(Stored records)
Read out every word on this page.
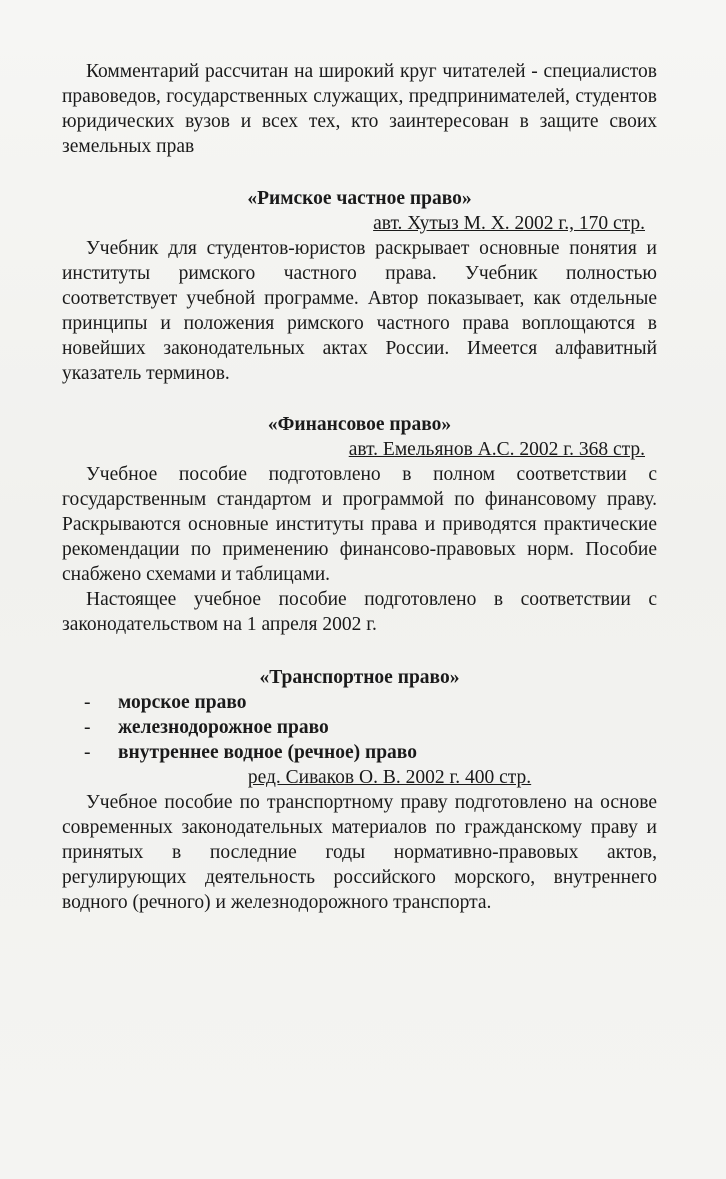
Комментарий рассчитан на широкий круг читателей - специалистов правоведов, государственных служащих, предпринимателей, студентов юридических вузов и всех тех, кто заинтересован в защите своих земельных прав

«Римское частное право»

авт. Хутыз М. Х. 2002 г., 170 стр.

Учебник для студентов-юристов раскрывает основные понятия и институты римского частного права. Учебник полностью соответствует учебной программе. Автор показывает, как отдельные принципы и положения римского частного права воплощаются в новейших законодательных актах России. Имеется алфавитный указатель терминов.

«Финансовое право»

авт. Емельянов А.С. 2002 г. 368 стр.

Учебное пособие подготовлено в полном соответствии с государственным стандартом и программой по финансовому праву. Раскрываются основные институты права и приводятся практические рекомендации по применению финансово-правовых норм. Пособие снабжено схемами и таблицами.

Настоящее учебное пособие подготовлено в соответствии с законодательством на 1 апреля 2002 г.

«Транспортное право»

- морское право
- железнодорожное право
- внутреннее водное (речное) право

ред. Сиваков О. В. 2002 г. 400 стр.

Учебное пособие по транспортному праву подготовлено на основе современных законодательных материалов по гражданскому праву и принятых в последние годы нормативно-правовых актов, регулирующих деятельность российского морского, внутреннего водного (речного) и железнодорожного транспорта.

Challenge: Copy each line of the data that contains the word "подготовлено".

Response to the exercise:
Учебное пособие подготовлено в полном соответствии с государственным стандартом и программой по финансовому праву. Раскрываются основные институты права и приводятся практические рекомендации по применению финансово-правовых норм. Пособие снабжено схемами и таблицами.
Настоящее учебное пособие подготовлено в соответствии с законодательством на 1 апреля 2002 г.
Учебное пособие по транспортному праву подготовлено на основе современных законодательных материалов по гражданскому праву и принятых в последние годы нормативно-правовых актов, регулирующих деятельность российского морского, внутреннего водного (речного) и железнодорожного транспорта.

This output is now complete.